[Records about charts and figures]
____

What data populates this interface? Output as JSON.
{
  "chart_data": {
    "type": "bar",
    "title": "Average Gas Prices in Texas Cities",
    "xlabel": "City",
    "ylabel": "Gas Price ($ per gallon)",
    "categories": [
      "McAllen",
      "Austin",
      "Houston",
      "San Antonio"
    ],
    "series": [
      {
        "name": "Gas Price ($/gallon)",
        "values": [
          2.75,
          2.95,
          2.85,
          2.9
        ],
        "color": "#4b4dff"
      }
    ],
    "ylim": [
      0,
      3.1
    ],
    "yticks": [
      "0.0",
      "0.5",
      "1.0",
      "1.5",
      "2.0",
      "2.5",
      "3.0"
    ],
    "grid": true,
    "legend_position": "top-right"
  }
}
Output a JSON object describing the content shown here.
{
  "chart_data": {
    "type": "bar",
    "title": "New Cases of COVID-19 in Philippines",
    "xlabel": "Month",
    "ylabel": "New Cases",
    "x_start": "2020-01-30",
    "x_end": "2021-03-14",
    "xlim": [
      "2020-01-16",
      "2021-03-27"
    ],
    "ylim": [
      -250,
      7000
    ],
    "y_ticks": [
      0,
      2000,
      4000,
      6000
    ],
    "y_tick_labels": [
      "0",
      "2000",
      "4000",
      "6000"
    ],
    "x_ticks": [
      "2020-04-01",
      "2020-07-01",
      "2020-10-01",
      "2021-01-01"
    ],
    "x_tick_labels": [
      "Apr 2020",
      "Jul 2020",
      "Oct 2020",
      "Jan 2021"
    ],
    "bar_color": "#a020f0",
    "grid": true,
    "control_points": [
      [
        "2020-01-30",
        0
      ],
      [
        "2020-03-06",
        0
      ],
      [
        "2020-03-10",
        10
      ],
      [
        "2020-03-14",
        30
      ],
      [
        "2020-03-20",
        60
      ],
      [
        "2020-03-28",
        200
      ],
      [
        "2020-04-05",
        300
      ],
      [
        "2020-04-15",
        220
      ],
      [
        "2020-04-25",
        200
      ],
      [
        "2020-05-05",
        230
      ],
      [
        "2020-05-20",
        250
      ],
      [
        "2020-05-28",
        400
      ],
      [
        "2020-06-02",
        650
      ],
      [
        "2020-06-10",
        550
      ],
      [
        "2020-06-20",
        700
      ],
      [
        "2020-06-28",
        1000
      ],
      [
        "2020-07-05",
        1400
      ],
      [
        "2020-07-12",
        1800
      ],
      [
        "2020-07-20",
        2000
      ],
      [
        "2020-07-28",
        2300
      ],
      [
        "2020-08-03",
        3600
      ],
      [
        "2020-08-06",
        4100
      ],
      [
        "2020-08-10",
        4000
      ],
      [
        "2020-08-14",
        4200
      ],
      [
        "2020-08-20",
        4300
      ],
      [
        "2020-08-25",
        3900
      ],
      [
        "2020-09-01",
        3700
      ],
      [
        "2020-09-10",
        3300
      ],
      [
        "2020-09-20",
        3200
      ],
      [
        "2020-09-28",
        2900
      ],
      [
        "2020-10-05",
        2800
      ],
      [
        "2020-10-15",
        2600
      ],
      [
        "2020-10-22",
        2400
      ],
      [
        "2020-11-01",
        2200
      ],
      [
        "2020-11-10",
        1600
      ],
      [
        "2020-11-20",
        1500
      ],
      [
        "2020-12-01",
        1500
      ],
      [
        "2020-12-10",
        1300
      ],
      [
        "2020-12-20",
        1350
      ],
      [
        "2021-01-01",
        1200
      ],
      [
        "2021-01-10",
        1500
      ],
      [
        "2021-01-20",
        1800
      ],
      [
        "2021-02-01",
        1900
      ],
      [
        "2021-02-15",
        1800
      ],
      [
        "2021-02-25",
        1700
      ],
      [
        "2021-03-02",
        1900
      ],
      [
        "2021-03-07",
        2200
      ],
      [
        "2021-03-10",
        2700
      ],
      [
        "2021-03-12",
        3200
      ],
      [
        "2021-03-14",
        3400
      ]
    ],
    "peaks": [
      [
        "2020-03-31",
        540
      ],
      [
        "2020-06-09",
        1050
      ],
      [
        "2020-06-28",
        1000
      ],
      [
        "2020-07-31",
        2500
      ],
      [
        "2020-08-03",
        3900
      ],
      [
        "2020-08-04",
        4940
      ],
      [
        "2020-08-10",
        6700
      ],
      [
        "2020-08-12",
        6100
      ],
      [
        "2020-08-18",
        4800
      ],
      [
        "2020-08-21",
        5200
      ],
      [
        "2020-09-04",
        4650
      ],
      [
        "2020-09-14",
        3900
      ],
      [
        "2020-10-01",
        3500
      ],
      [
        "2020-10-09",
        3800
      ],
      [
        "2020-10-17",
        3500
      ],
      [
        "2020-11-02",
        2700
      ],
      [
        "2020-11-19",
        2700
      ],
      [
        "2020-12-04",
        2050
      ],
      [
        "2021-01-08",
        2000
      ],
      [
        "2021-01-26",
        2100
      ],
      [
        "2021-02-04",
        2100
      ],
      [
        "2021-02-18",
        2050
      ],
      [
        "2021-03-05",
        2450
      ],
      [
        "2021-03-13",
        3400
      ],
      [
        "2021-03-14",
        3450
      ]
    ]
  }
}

____

STATED PROBLEM = Please reproduce each record precisely as written.

REPLY TO THE TASK =
What data populates this interface? Output as JSON.
{
  "chart_data": {
    "type": "bar",
    "title": "Average Gas Prices in Texas Cities",
    "xlabel": "City",
    "ylabel": "Gas Price ($ per gallon)",
    "categories": [
      "McAllen",
      "Austin",
      "Houston",
      "San Antonio"
    ],
    "series": [
      {
        "name": "Gas Price ($/gallon)",
        "values": [
          2.75,
          2.95,
          2.85,
          2.9
        ],
        "color": "#4b4dff"
      }
    ],
    "ylim": [
      0,
      3.1
    ],
    "yticks": [
      "0.0",
      "0.5",
      "1.0",
      "1.5",
      "2.0",
      "2.5",
      "3.0"
    ],
    "grid": true,
    "legend_position": "top-right"
  }
}
Output a JSON object describing the content shown here.
{
  "chart_data": {
    "type": "bar",
    "title": "New Cases of COVID-19 in Philippines",
    "xlabel": "Month",
    "ylabel": "New Cases",
    "x_start": "2020-01-30",
    "x_end": "2021-03-14",
    "xlim": [
      "2020-01-16",
      "2021-03-27"
    ],
    "ylim": [
      -250,
      7000
    ],
    "y_ticks": [
      0,
      2000,
      4000,
      6000
    ],
    "y_tick_labels": [
      "0",
      "2000",
      "4000",
      "6000"
    ],
    "x_ticks": [
      "2020-04-01",
      "2020-07-01",
      "2020-10-01",
      "2021-01-01"
    ],
    "x_tick_labels": [
      "Apr 2020",
      "Jul 2020",
      "Oct 2020",
      "Jan 2021"
    ],
    "bar_color": "#a020f0",
    "grid": true,
    "control_points": [
      [
        "2020-01-30",
        0
      ],
      [
        "2020-03-06",
        0
      ],
      [
        "2020-03-10",
        10
      ],
      [
        "2020-03-14",
        30
      ],
      [
        "2020-03-20",
        60
      ],
      [
        "2020-03-28",
        200
      ],
      [
        "2020-04-05",
        300
      ],
      [
        "2020-04-15",
        220
      ],
      [
        "2020-04-25",
        200
      ],
      [
        "2020-05-05",
        230
      ],
      [
        "2020-05-20",
        250
      ],
      [
        "2020-05-28",
        400
      ],
      [
        "2020-06-02",
        650
      ],
      [
        "2020-06-10",
        550
      ],
      [
        "2020-06-20",
        700
      ],
      [
        "2020-06-28",
        1000
      ],
      [
        "2020-07-05",
        1400
      ],
      [
        "2020-07-12",
        1800
      ],
      [
        "2020-07-20",
        2000
      ],
      [
        "2020-07-28",
        2300
      ],
      [
        "2020-08-03",
        3600
      ],
      [
        "2020-08-06",
        4100
      ],
      [
        "2020-08-10",
        4000
      ],
      [
        "2020-08-14",
        4200
      ],
      [
        "2020-08-20",
        4300
      ],
      [
        "2020-08-25",
        3900
      ],
      [
        "2020-09-01",
        3700
      ],
      [
        "2020-09-10",
        3300
      ],
      [
        "2020-09-20",
        3200
      ],
      [
        "2020-09-28",
        2900
      ],
      [
        "2020-10-05",
        2800
      ],
      [
        "2020-10-15",
        2600
      ],
      [
        "2020-10-22",
        2400
      ],
      [
        "2020-11-01",
        2200
      ],
      [
        "2020-11-10",
        1600
      ],
      [
        "2020-11-20",
        1500
      ],
      [
        "2020-12-01",
        1500
      ],
      [
        "2020-12-10",
        1300
      ],
      [
        "2020-12-20",
        1350
      ],
      [
        "2021-01-01",
        1200
      ],
      [
        "2021-01-10",
        1500
      ],
      [
        "2021-01-20",
        1800
      ],
      [
        "2021-02-01",
        1900
      ],
      [
        "2021-02-15",
        1800
      ],
      [
        "2021-02-25",
        1700
      ],
      [
        "2021-03-02",
        1900
      ],
      [
        "2021-03-07",
        2200
      ],
      [
        "2021-03-10",
        2700
      ],
      [
        "2021-03-12",
        3200
      ],
      [
        "2021-03-14",
        3400
      ]
    ],
    "peaks": [
      [
        "2020-03-31",
        540
      ],
      [
        "2020-06-09",
        1050
      ],
      [
        "2020-06-28",
        1000
      ],
      [
        "2020-07-31",
        2500
      ],
      [
        "2020-08-03",
        3900
      ],
      [
        "2020-08-04",
        4940
      ],
      [
        "2020-08-10",
        6700
      ],
      [
        "2020-08-12",
        6100
      ],
      [
        "2020-08-18",
        4800
      ],
      [
        "2020-08-21",
        5200
      ],
      [
        "2020-09-04",
        4650
      ],
      [
        "2020-09-14",
        3900
      ],
      [
        "2020-10-01",
        3500
      ],
      [
        "2020-10-09",
        3800
      ],
      [
        "2020-10-17",
        3500
      ],
      [
        "2020-11-02",
        2700
      ],
      [
        "2020-11-19",
        2700
      ],
      [
        "2020-12-04",
        2050
      ],
      [
        "2021-01-08",
        2000
      ],
      [
        "2021-01-26",
        2100
      ],
      [
        "2021-02-04",
        2100
      ],
      [
        "2021-02-18",
        2050
      ],
      [
        "2021-03-05",
        2450
      ],
      [
        "2021-03-13",
        3400
      ],
      [
        "2021-03-14",
        3450
      ]
    ]
  }
}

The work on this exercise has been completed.